start Exercise material

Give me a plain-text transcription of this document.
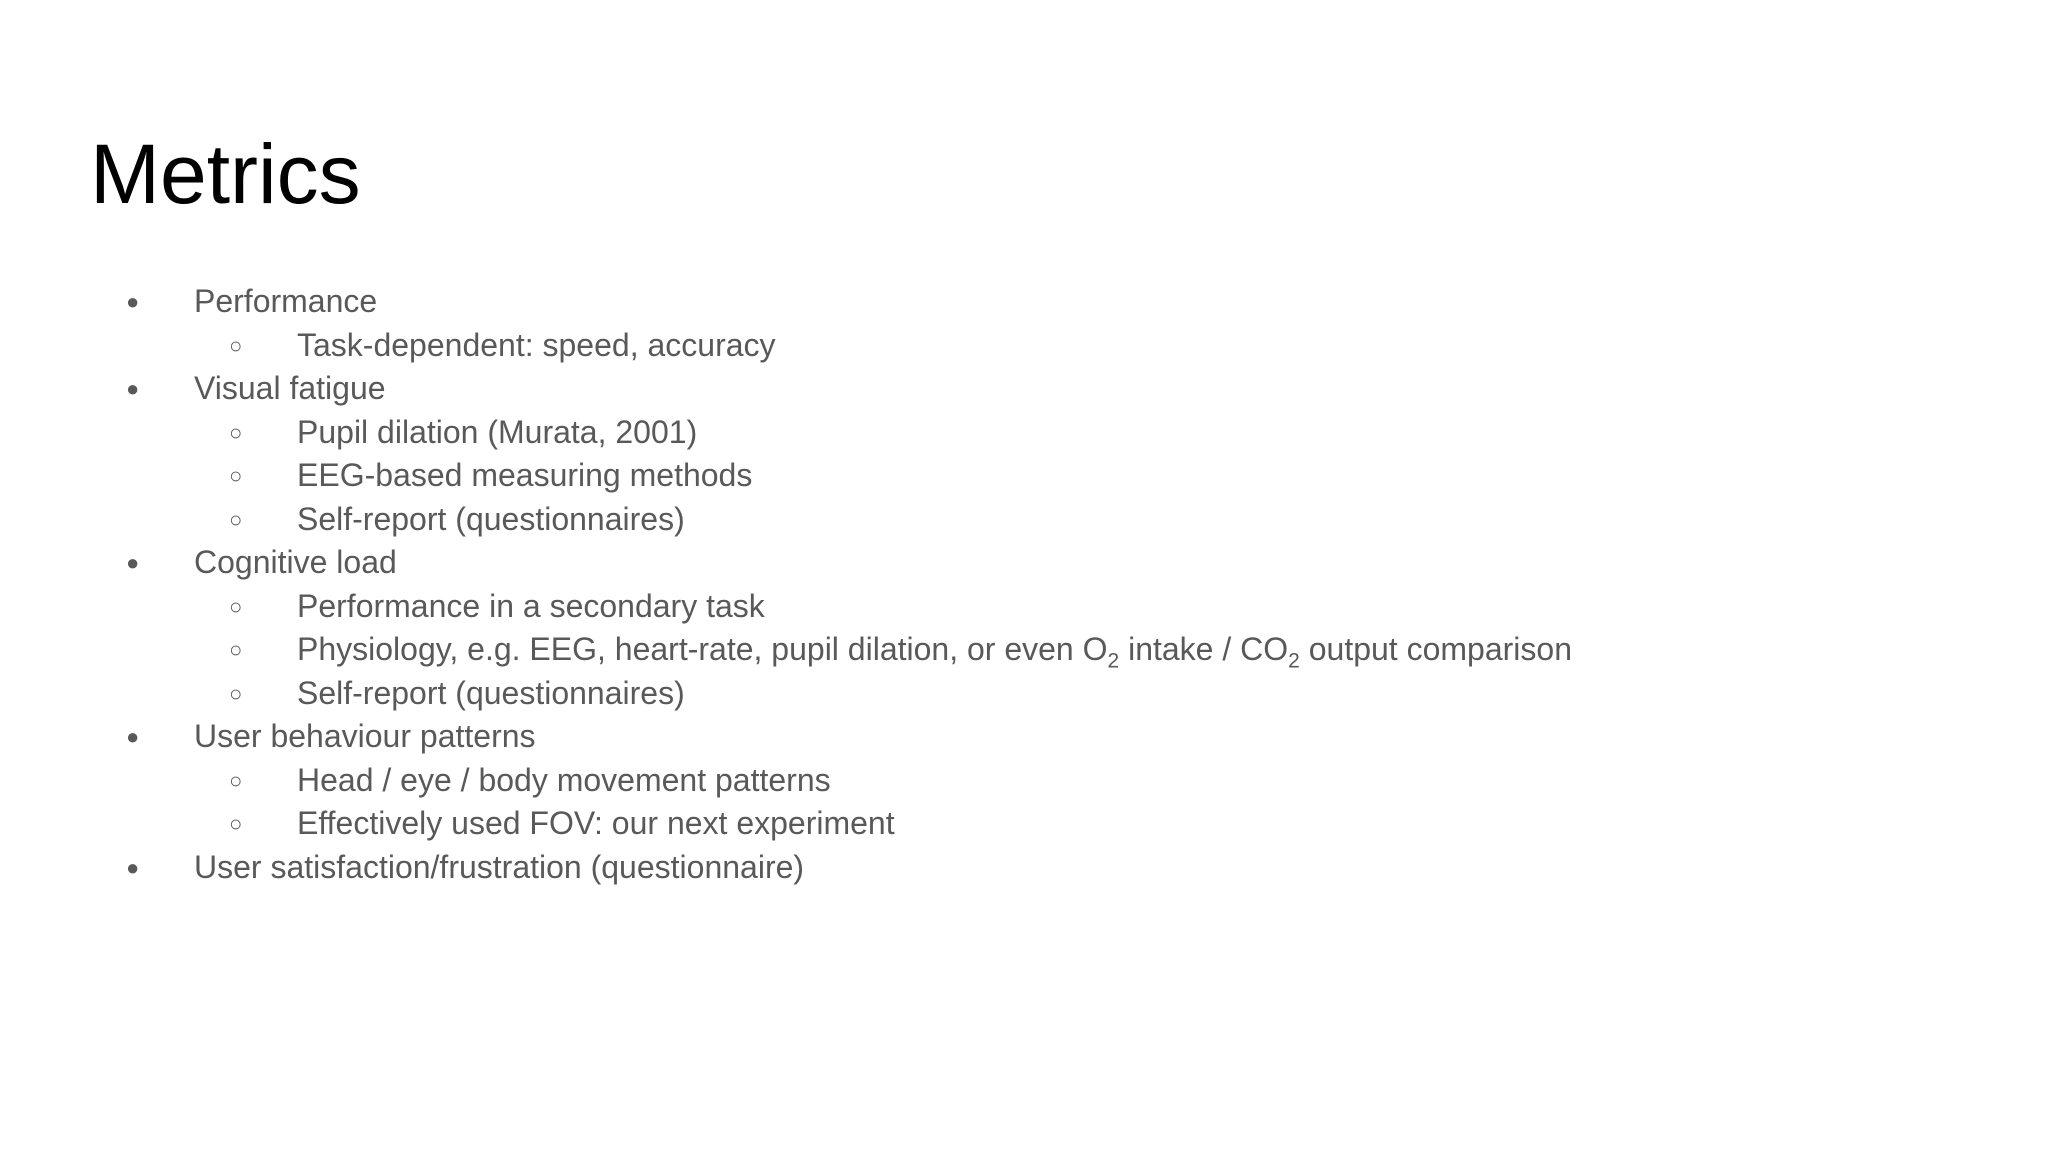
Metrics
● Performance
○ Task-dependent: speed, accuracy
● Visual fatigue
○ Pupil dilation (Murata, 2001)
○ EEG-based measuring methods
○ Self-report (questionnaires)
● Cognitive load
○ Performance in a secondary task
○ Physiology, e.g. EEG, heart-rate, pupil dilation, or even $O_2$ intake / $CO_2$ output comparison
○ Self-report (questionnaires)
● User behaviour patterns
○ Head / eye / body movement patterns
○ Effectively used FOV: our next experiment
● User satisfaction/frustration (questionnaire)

end Exercise material

What to produce. Keep the pictures out of the copy and write out the data exactly as it stands.

Exercise result.
Give me a plain-text transcription of this document.
Metrics
● Performance
○ Task-dependent: speed, accuracy
● Visual fatigue
○ Pupil dilation (Murata, 2001)
○ EEG-based measuring methods
○ Self-report (questionnaires)
● Cognitive load
○ Performance in a secondary task
○ Physiology, e.g. EEG, heart-rate, pupil dilation, or even $O_2$ intake / $CO_2$ output comparison
○ Self-report (questionnaires)
● User behaviour patterns
○ Head / eye / body movement patterns
○ Effectively used FOV: our next experiment
● User satisfaction/frustration (questionnaire)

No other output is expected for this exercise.